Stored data
>>>
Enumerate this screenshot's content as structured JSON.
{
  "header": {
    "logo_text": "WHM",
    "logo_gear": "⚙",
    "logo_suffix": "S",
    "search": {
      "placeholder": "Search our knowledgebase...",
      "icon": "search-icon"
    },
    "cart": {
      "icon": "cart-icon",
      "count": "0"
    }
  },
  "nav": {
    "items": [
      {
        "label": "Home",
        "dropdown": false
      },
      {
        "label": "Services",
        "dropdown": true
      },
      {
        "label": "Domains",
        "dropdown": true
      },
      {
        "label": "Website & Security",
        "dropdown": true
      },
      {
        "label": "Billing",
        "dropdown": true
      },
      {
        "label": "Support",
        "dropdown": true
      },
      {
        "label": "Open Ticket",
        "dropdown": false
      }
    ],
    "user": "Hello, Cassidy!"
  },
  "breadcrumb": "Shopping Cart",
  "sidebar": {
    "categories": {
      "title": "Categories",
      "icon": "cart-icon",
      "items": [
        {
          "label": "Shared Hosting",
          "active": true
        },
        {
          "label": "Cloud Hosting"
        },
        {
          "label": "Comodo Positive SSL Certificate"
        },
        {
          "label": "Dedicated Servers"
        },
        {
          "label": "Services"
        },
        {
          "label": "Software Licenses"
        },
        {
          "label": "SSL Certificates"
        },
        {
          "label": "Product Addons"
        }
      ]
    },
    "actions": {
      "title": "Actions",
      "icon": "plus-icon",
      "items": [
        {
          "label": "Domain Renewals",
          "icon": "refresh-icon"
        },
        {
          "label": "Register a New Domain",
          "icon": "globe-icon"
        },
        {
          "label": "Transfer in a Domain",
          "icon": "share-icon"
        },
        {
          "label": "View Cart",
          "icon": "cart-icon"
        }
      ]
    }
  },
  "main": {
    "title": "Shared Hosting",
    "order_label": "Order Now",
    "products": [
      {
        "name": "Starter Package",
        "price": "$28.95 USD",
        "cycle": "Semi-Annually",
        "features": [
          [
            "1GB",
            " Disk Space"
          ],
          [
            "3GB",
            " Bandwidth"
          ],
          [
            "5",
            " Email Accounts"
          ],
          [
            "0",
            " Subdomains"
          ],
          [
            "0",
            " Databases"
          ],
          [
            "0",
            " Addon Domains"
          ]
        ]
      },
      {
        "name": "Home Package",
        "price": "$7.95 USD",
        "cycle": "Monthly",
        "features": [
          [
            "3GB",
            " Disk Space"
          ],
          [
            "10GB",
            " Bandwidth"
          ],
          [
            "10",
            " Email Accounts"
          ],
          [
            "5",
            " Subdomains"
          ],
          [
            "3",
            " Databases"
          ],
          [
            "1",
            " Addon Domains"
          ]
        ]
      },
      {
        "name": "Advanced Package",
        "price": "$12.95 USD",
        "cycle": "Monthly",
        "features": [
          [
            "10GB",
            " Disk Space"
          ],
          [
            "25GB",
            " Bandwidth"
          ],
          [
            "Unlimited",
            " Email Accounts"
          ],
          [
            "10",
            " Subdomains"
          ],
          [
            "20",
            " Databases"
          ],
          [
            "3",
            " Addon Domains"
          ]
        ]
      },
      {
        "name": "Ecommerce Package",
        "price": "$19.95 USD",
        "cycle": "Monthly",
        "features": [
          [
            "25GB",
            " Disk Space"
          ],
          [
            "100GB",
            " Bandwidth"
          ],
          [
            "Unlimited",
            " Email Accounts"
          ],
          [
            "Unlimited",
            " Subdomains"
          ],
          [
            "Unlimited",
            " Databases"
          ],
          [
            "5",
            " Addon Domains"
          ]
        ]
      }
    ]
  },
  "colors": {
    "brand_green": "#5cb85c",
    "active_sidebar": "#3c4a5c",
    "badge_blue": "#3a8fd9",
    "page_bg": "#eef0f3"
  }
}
<<<
WHAT TO WORK ON - Write the complete data out, exactly as above.

ANSWER TO THE TASK -
Enumerate this screenshot's content as structured JSON.
{
  "header": {
    "logo_text": "WHM",
    "logo_gear": "⚙",
    "logo_suffix": "S",
    "search": {
      "placeholder": "Search our knowledgebase...",
      "icon": "search-icon"
    },
    "cart": {
      "icon": "cart-icon",
      "count": "0"
    }
  },
  "nav": {
    "items": [
      {
        "label": "Home",
        "dropdown": false
      },
      {
        "label": "Services",
        "dropdown": true
      },
      {
        "label": "Domains",
        "dropdown": true
      },
      {
        "label": "Website & Security",
        "dropdown": true
      },
      {
        "label": "Billing",
        "dropdown": true
      },
      {
        "label": "Support",
        "dropdown": true
      },
      {
        "label": "Open Ticket",
        "dropdown": false
      }
    ],
    "user": "Hello, Cassidy!"
  },
  "breadcrumb": "Shopping Cart",
  "sidebar": {
    "categories": {
      "title": "Categories",
      "icon": "cart-icon",
      "items": [
        {
          "label": "Shared Hosting",
          "active": true
        },
        {
          "label": "Cloud Hosting"
        },
        {
          "label": "Comodo Positive SSL Certificate"
        },
        {
          "label": "Dedicated Servers"
        },
        {
          "label": "Services"
        },
        {
          "label": "Software Licenses"
        },
        {
          "label": "SSL Certificates"
        },
        {
          "label": "Product Addons"
        }
      ]
    },
    "actions": {
      "title": "Actions",
      "icon": "plus-icon",
      "items": [
        {
          "label": "Domain Renewals",
          "icon": "refresh-icon"
        },
        {
          "label": "Register a New Domain",
          "icon": "globe-icon"
        },
        {
          "label": "Transfer in a Domain",
          "icon": "share-icon"
        },
        {
          "label": "View Cart",
          "icon": "cart-icon"
        }
      ]
    }
  },
  "main": {
    "title": "Shared Hosting",
    "order_label": "Order Now",
    "products": [
      {
        "name": "Starter Package",
        "price": "$28.95 USD",
        "cycle": "Semi-Annually",
        "features": [
          [
            "1GB",
            " Disk Space"
          ],
          [
            "3GB",
            " Bandwidth"
          ],
          [
            "5",
            " Email Accounts"
          ],
          [
            "0",
            " Subdomains"
          ],
          [
            "0",
            " Databases"
          ],
          [
            "0",
            " Addon Domains"
          ]
        ]
      },
      {
        "name": "Home Package",
        "price": "$7.95 USD",
        "cycle": "Monthly",
        "features": [
          [
            "3GB",
            " Disk Space"
          ],
          [
            "10GB",
            " Bandwidth"
          ],
          [
            "10",
            " Email Accounts"
          ],
          [
            "5",
            " Subdomains"
          ],
          [
            "3",
            " Databases"
          ],
          [
            "1",
            " Addon Domains"
          ]
        ]
      },
      {
        "name": "Advanced Package",
        "price": "$12.95 USD",
        "cycle": "Monthly",
        "features": [
          [
            "10GB",
            " Disk Space"
          ],
          [
            "25GB",
            " Bandwidth"
          ],
          [
            "Unlimited",
            " Email Accounts"
          ],
          [
            "10",
            " Subdomains"
          ],
          [
            "20",
            " Databases"
          ],
          [
            "3",
            " Addon Domains"
          ]
        ]
      },
      {
        "name": "Ecommerce Package",
        "price": "$19.95 USD",
        "cycle": "Monthly",
        "features": [
          [
            "25GB",
            " Disk Space"
          ],
          [
            "100GB",
            " Bandwidth"
          ],
          [
            "Unlimited",
            " Email Accounts"
          ],
          [
            "Unlimited",
            " Subdomains"
          ],
          [
            "Unlimited",
            " Databases"
          ],
          [
            "5",
            " Addon Domains"
          ]
        ]
      }
    ]
  },
  "colors": {
    "brand_green": "#5cb85c",
    "active_sidebar": "#3c4a5c",
    "badge_blue": "#3a8fd9",
    "page_bg": "#eef0f3"
  }
}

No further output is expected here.